Entries shown
------------

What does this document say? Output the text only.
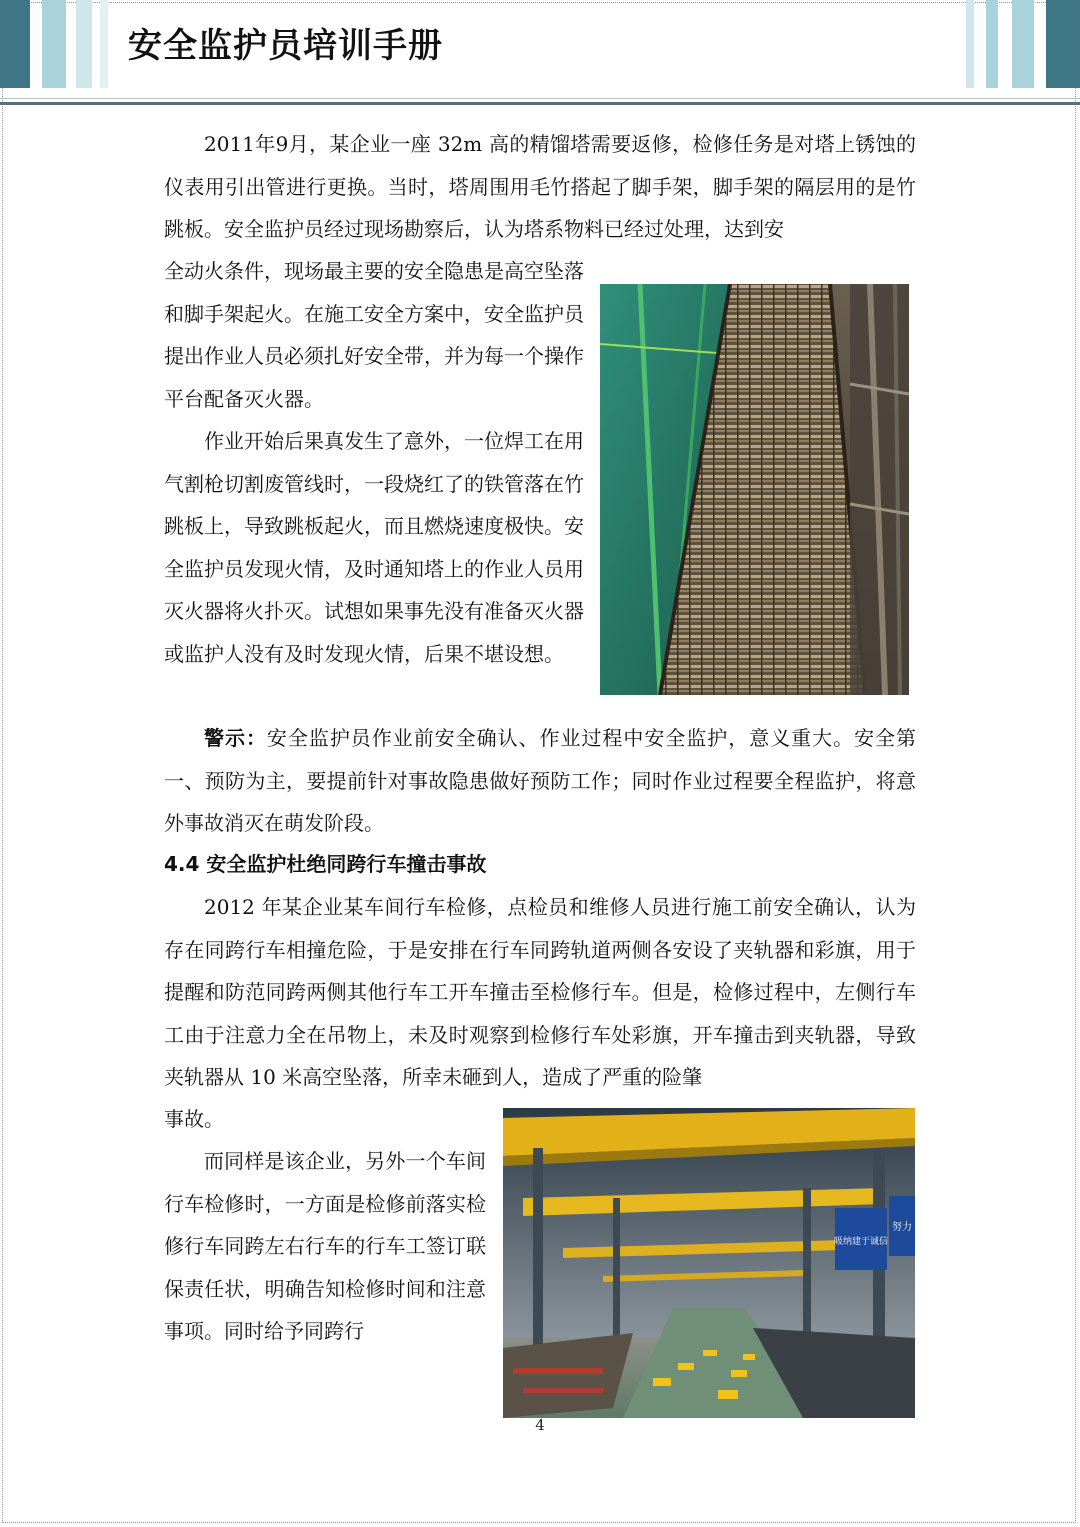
安全监护员培训手册

2011年9月，某企业一座 32m 高的精馏塔需要返修，检修任务是对塔上锈蚀的仪表用引出管进行更换。当时，塔周围用毛竹搭起了脚手架，脚手架的隔层用的是竹跳板。安全监护员经过现场勘察后，认为塔系物料已经过处理，达到安

全动火条件，现场最主要的安全隐患是高空坠落和脚手架起火。在施工安全方案中，安全监护员提出作业人员必须扎好安全带，并为每一个操作平台配备灭火器。

作业开始后果真发生了意外，一位焊工在用气割枪切割废管线时，一段烧红了的铁管落在竹跳板上，导致跳板起火，而且燃烧速度极快。安全监护员发现火情，及时通知塔上的作业人员用灭火器将火扑灭。试想如果事先没有准备灭火器或监护人没有及时发现火情，后果不堪设想。

警示：安全监护员作业前安全确认、作业过程中安全监护，意义重大。安全第一、预防为主，要提前针对事故隐患做好预防工作；同时作业过程要全程监护，将意外事故消灭在萌发阶段。

4.4 安全监护杜绝同跨行车撞击事故

2012 年某企业某车间行车检修，点检员和维修人员进行施工前安全确认，认为存在同跨行车相撞危险，于是安排在行车同跨轨道两侧各安设了夹轨器和彩旗，用于提醒和防范同跨两侧其他行车工开车撞击至检修行车。但是，检修过程中，左侧行车工由于注意力全在吊物上，未及时观察到检修行车处彩旗，开车撞击到夹轨器，导致夹轨器从 10 米高空坠落，所幸未砸到人，造成了严重的险肇

事故。

而同样是该企业，另外一个车间行车检修时，一方面是检修前落实检修行车同跨左右行车的行车工签订联保责任状，明确告知检修时间和注意事项。同时给予同跨行

吸纳建于诚信
努力
4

------------

From the data above, write out everything exactly except the pictures.

Exercise output
What does this document say? Output the text only.
安全监护员培训手册

2011年9月，某企业一座 32m 高的精馏塔需要返修，检修任务是对塔上锈蚀的仪表用引出管进行更换。当时，塔周围用毛竹搭起了脚手架，脚手架的隔层用的是竹跳板。安全监护员经过现场勘察后，认为塔系物料已经过处理，达到安

全动火条件，现场最主要的安全隐患是高空坠落和脚手架起火。在施工安全方案中，安全监护员提出作业人员必须扎好安全带，并为每一个操作平台配备灭火器。

作业开始后果真发生了意外，一位焊工在用气割枪切割废管线时，一段烧红了的铁管落在竹跳板上，导致跳板起火，而且燃烧速度极快。安全监护员发现火情，及时通知塔上的作业人员用灭火器将火扑灭。试想如果事先没有准备灭火器或监护人没有及时发现火情，后果不堪设想。

警示：安全监护员作业前安全确认、作业过程中安全监护，意义重大。安全第一、预防为主，要提前针对事故隐患做好预防工作；同时作业过程要全程监护，将意外事故消灭在萌发阶段。

4.4 安全监护杜绝同跨行车撞击事故

2012 年某企业某车间行车检修，点检员和维修人员进行施工前安全确认，认为存在同跨行车相撞危险，于是安排在行车同跨轨道两侧各安设了夹轨器和彩旗，用于提醒和防范同跨两侧其他行车工开车撞击至检修行车。但是，检修过程中，左侧行车工由于注意力全在吊物上，未及时观察到检修行车处彩旗，开车撞击到夹轨器，导致夹轨器从 10 米高空坠落，所幸未砸到人，造成了严重的险肇

事故。

而同样是该企业，另外一个车间行车检修时，一方面是检修前落实检修行车同跨左右行车的行车工签订联保责任状，明确告知检修时间和注意事项。同时给予同跨行

吸纳建于诚信
努力
4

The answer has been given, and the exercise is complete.